Source excerpt
>>>>
RavenDB: Why do I get null-values for fields in this multi-map/reduce index? - mapreduce

Inspired by Ayende's article https://ayende.com/blog/89089/ravendb-multi-maps-reduce-indexes, I have the following index, that works as such:
public class Posts_WithViewCountByUser : AbstractMultiMapIndexCreationTask<Posts_WithViewCountByUser.Result>
{
public Posts_WithViewCountByUser()
{
AddMap<Post>(posts => from p in posts
select new
{
ViewedByUserId = (string) null,
ViewCount = 0,
Id = p.Id,
PostTitle = p.PostTitle,
});
AddMap<PostView>(postViews => from postView in postViews
select new
{
ViewedByUserId = postView.ViewedByUserId,
ViewCount = 1,
Id = (string) postView.PostId,
PostTitle = (string) null,
});
Reduce = results => from result in results
group result by new
{
result.Id,
result.ViewedByUserId
}
into g
select new Result
{
ViewCount = g.Sum(x => x.ViewCount),
Id = g.Key.Id,
ViewedByUserId = g.Key.ViewedByUserId,
PostTitle = g.Select(x => x.PostTitle).Where(x => x != null).FirstOrDefault(),
};
Store(x => x.PostTitle, FieldStorage.Yes);
}
public class Result
{
public string Id { get; set; }
public string ViewedByUserId { get; set; }
public int ViewCount { get; set; }
public string PostTitle { get; set; }
}
}
I want to query this index like this:
Return all posts including - for a given user - the integer of how many times, the user has viewed the post. The "views" are stored in a separate document type, PostView. Note, that my real document types have been renamed here to match the example from the article (I certainly would not implement "most-viewed" this way).
The result from the query I get is correct - i.e. I always get all the Post documents with the correct view-count for the user. But my problem is, the PostTitle field always is null in the result set (all Post documents have a non-null value in the dataset).
<<<<
Set task
Reproduce the stretch of the RavenDB index post from "RavenDB: Why do" through "public Posts_WithViewCountByUser()", word for word. The data that follows is not required for this assignment.

Data rows
>>>>
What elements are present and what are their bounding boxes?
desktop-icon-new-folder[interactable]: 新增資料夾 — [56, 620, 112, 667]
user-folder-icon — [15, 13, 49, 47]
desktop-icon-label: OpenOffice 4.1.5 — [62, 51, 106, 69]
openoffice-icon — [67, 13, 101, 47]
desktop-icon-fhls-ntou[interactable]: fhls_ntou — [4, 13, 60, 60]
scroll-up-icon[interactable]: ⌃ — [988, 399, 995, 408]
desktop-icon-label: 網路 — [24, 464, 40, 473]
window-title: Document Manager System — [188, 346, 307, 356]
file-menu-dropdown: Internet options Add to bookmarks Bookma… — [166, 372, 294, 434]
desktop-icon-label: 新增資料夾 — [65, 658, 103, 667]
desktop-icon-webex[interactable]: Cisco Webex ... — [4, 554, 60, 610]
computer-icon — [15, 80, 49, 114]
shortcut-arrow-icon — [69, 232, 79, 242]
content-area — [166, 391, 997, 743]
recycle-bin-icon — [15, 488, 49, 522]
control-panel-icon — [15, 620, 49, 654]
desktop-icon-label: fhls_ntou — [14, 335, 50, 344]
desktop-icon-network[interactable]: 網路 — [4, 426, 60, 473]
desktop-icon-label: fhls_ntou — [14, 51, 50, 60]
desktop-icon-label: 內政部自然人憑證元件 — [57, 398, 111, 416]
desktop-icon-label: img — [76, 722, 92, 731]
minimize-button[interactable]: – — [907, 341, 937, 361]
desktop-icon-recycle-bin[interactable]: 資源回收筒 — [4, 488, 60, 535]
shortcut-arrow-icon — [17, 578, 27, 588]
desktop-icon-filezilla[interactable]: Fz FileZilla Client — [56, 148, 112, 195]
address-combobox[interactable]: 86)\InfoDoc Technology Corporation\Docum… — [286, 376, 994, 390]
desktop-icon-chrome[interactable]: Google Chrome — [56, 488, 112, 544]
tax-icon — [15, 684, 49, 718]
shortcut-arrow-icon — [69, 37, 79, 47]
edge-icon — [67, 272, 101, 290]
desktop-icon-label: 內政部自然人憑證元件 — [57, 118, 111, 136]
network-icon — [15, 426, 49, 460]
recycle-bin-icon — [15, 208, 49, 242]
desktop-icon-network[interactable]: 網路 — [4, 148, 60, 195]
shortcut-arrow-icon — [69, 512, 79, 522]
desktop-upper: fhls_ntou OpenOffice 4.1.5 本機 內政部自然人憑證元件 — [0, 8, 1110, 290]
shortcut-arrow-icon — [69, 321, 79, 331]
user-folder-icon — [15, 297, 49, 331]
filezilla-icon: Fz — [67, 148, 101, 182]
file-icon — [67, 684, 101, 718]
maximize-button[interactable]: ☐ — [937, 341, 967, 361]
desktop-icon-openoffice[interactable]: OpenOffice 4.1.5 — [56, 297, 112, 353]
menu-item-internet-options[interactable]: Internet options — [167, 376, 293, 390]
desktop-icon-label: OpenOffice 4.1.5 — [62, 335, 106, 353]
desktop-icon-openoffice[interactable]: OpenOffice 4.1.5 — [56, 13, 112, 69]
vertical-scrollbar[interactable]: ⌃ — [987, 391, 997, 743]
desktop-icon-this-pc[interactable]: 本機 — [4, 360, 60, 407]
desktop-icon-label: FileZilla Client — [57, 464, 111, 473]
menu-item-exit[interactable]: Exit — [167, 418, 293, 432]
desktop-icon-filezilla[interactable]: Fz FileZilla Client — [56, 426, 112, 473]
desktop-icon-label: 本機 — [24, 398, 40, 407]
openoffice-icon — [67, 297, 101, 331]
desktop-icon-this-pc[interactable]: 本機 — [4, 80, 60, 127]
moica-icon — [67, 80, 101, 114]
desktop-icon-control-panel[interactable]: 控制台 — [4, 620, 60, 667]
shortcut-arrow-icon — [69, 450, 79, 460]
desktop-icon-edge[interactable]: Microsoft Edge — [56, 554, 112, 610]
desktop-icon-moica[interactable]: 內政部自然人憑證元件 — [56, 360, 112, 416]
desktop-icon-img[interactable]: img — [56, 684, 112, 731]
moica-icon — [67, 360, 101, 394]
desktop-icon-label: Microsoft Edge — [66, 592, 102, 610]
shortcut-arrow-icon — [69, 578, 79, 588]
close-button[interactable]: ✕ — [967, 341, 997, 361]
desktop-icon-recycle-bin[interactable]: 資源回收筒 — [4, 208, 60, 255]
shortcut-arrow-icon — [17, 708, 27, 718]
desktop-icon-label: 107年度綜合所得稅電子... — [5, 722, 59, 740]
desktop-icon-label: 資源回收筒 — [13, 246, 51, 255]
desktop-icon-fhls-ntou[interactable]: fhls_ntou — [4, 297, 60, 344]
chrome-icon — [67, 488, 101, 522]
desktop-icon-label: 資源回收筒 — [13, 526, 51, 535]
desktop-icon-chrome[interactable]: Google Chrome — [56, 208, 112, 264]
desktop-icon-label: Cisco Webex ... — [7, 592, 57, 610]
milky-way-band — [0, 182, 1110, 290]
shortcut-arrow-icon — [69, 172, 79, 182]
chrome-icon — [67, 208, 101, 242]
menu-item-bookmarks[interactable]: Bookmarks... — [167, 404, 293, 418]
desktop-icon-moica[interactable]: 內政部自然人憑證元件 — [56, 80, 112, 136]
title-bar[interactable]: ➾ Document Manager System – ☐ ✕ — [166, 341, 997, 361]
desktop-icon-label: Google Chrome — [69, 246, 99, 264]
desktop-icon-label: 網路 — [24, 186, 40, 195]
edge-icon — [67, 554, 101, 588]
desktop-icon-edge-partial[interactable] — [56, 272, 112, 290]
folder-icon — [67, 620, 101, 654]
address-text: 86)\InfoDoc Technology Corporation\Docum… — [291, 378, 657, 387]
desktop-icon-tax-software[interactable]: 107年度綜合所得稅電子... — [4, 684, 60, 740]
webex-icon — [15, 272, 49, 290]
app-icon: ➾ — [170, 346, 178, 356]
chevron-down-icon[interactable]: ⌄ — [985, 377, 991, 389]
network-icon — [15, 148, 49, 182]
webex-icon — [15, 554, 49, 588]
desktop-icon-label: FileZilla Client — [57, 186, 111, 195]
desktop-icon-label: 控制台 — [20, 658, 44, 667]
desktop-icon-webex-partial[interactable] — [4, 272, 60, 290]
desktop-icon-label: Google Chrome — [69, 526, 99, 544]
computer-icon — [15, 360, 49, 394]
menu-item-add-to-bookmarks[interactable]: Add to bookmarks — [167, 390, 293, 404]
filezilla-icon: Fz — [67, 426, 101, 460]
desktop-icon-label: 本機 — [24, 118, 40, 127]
<<<<
Final answer
RavenDB: Why do I get null-values for fields in this multi-map/reduce index? - mapreduce

Inspired by Ayende's article https://ayende.com/blog/89089/ravendb-multi-maps-reduce-indexes, I have the following index, that works as such:
public class Posts_WithViewCountByUser : AbstractMultiMapIndexCreationTask<Posts_WithViewCountByUser.Result>
{
public Posts_WithViewCountByUser()